▸ Directive: Give the number of lines that include the word "time", and nothing else.

▸ Data for this exercise:
%%

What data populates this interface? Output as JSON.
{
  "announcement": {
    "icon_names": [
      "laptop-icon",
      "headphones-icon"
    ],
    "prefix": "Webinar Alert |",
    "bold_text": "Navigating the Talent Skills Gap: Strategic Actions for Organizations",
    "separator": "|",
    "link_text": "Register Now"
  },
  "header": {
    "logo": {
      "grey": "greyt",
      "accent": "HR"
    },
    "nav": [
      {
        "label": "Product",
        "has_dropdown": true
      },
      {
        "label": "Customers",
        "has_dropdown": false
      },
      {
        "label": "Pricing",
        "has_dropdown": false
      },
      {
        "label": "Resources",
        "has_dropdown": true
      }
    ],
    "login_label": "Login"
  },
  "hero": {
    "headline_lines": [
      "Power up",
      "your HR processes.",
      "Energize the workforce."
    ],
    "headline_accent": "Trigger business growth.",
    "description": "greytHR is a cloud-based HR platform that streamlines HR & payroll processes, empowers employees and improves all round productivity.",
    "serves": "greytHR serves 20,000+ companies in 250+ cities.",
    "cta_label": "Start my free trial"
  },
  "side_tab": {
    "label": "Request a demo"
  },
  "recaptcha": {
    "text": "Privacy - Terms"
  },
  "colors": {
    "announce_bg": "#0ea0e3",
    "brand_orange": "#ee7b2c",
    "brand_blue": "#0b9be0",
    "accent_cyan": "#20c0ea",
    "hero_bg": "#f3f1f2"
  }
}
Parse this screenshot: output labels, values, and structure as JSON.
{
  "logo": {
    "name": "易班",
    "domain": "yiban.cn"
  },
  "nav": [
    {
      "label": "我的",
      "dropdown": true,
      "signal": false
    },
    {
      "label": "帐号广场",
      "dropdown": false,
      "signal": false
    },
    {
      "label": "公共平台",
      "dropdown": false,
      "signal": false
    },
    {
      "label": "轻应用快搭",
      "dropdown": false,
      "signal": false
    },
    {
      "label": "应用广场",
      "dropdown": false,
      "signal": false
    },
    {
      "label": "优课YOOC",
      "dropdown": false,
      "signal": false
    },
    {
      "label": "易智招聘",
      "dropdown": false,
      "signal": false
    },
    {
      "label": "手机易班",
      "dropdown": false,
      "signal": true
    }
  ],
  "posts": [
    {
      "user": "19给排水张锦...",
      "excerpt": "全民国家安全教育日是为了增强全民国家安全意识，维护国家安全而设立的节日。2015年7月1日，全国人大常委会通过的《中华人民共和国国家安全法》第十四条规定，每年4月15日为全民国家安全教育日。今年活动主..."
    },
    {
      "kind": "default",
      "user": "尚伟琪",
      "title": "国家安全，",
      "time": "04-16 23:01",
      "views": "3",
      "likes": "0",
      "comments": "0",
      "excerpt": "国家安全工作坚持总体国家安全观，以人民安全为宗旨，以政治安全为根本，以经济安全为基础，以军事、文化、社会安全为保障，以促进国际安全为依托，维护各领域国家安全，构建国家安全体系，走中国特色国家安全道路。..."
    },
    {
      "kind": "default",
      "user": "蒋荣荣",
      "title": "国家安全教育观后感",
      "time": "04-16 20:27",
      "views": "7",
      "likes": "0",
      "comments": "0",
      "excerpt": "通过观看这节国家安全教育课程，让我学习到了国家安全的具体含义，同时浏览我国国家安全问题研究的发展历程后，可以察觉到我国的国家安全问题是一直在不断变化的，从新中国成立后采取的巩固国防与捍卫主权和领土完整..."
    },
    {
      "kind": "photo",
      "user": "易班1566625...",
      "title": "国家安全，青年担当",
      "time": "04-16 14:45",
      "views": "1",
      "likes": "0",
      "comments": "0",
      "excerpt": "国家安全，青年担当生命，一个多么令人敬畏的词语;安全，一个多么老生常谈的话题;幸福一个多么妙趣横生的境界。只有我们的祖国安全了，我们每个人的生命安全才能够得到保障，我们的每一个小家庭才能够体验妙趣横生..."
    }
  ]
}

%%

▸ Solution to this problem: 3